_The exercise:_
Turn the material, from its first line through the line containing "scroll-right-icon[interactable]: › bbox=[1334, 713, 1350, 725]", inclusive, into a Markdown table with the columns Number and Text, and leave out any blank lines.

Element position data
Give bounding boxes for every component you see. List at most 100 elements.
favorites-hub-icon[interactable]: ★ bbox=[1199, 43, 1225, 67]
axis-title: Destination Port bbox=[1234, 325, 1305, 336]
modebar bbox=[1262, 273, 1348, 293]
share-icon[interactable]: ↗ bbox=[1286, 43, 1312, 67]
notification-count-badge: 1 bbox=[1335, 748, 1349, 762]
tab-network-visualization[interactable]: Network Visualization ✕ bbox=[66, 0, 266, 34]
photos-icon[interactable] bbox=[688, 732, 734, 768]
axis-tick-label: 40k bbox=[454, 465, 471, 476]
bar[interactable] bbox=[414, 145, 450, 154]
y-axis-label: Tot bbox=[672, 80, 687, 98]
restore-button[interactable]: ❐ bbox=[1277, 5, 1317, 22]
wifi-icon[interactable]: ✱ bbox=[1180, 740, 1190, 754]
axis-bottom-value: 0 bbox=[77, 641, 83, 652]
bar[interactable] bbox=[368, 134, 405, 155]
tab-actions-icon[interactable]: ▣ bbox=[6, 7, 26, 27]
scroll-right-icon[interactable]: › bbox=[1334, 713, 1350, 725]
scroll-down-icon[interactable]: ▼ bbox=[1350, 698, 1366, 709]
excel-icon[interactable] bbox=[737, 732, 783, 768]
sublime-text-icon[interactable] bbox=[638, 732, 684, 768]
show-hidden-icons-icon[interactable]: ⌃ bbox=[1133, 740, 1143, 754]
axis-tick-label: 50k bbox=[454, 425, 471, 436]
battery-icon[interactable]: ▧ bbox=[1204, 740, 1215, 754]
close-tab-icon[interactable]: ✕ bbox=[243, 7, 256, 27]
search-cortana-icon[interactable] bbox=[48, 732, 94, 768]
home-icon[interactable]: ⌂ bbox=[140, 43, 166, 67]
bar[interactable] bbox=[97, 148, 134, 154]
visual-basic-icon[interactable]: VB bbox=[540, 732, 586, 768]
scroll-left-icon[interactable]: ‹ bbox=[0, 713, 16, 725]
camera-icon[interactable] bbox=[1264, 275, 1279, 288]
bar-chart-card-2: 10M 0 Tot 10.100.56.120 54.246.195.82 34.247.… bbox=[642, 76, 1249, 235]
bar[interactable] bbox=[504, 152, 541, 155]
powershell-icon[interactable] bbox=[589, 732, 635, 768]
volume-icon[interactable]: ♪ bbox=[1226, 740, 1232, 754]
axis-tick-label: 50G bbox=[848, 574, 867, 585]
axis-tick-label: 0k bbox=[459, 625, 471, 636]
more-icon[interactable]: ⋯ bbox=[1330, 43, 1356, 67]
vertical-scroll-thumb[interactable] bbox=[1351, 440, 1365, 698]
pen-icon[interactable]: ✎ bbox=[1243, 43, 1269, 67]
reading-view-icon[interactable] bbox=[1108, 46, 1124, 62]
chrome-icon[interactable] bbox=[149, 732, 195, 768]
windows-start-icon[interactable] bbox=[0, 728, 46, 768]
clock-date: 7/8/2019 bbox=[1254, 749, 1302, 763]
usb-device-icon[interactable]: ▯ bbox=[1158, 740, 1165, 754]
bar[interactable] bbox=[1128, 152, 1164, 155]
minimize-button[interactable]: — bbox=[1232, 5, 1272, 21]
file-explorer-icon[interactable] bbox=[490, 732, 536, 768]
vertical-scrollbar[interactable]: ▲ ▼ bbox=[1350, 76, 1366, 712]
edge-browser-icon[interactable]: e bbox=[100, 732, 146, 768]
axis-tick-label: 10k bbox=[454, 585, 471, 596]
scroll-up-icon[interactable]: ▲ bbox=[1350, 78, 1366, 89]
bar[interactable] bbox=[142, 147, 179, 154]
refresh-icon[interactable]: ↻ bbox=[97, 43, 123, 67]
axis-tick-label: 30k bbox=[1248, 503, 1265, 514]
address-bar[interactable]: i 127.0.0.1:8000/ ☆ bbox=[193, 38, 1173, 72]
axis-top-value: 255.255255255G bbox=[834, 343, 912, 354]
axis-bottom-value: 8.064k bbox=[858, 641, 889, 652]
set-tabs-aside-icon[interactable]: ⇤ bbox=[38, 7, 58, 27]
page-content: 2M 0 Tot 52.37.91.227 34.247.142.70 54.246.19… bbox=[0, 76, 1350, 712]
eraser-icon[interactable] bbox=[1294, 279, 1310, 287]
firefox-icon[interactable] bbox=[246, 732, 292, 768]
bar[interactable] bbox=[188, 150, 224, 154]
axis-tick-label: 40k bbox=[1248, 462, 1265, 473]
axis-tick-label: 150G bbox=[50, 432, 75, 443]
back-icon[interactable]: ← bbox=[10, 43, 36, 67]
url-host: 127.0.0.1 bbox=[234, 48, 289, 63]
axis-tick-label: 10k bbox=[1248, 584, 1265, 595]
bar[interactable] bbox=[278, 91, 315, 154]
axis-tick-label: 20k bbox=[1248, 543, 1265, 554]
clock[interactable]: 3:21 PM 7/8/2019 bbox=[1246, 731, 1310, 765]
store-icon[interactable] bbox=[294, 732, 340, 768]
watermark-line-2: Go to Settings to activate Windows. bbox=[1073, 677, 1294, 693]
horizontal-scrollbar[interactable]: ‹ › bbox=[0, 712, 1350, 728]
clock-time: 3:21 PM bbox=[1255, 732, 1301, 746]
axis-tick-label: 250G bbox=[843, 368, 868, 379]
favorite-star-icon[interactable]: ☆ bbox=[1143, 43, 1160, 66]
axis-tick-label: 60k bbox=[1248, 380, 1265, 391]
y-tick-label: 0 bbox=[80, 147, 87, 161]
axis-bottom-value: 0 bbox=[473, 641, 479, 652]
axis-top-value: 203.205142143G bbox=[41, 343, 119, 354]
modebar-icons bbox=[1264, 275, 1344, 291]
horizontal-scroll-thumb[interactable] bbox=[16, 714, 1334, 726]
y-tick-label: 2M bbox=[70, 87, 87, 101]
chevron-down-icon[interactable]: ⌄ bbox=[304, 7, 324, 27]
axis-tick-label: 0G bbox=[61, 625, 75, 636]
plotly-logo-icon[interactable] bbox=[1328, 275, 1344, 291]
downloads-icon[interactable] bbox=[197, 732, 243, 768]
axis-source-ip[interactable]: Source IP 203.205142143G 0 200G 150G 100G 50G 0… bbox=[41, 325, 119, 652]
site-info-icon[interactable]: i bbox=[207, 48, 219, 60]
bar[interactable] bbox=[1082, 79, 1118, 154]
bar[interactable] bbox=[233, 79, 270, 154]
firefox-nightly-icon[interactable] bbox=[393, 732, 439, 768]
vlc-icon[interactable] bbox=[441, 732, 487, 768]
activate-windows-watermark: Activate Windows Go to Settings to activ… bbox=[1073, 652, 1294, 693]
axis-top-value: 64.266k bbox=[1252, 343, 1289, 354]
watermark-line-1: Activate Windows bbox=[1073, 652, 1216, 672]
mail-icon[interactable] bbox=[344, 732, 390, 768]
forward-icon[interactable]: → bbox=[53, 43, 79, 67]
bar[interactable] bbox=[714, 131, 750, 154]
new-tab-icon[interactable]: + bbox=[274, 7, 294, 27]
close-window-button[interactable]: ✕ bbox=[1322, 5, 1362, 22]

_The answer:_
| Number | Text |
|---|---|
| 1 | Give bounding boxes for every component you see. List at most 100 elements. |
| 2 | favorites-hub-icon[interactable]: ★ bbox=[1199, 43, 1225, 67] |
| 3 | axis-title: Destination Port bbox=[1234, 325, 1305, 336] |
| 4 | modebar bbox=[1262, 273, 1348, 293] |
| 5 | share-icon[interactable]: ↗ bbox=[1286, 43, 1312, 67] |
| 6 | notification-count-badge: 1 bbox=[1335, 748, 1349, 762] |
| 7 | tab-network-visualization[interactable]: Network Visualization ✕ bbox=[66, 0, 266, 34] |
| 8 | photos-icon[interactable] bbox=[688, 732, 734, 768] |
| 9 | axis-tick-label: 40k bbox=[454, 465, 471, 476] |
| 10 | bar[interactable] bbox=[414, 145, 450, 154] |
| 11 | y-axis-label: Tot bbox=[672, 80, 687, 98] |
| 12 | restore-button[interactable]: ❐ bbox=[1277, 5, 1317, 22] |
| 13 | wifi-icon[interactable]: ✱ bbox=[1180, 740, 1190, 754] |
| 14 | axis-bottom-value: 0 bbox=[77, 641, 83, 652] |
| 15 | bar[interactable] bbox=[368, 134, 405, 155] |
| 16 | tab-actions-icon[interactable]: ▣ bbox=[6, 7, 26, 27] |
| 17 | scroll-right-icon[interactable]: › bbox=[1334, 713, 1350, 725] |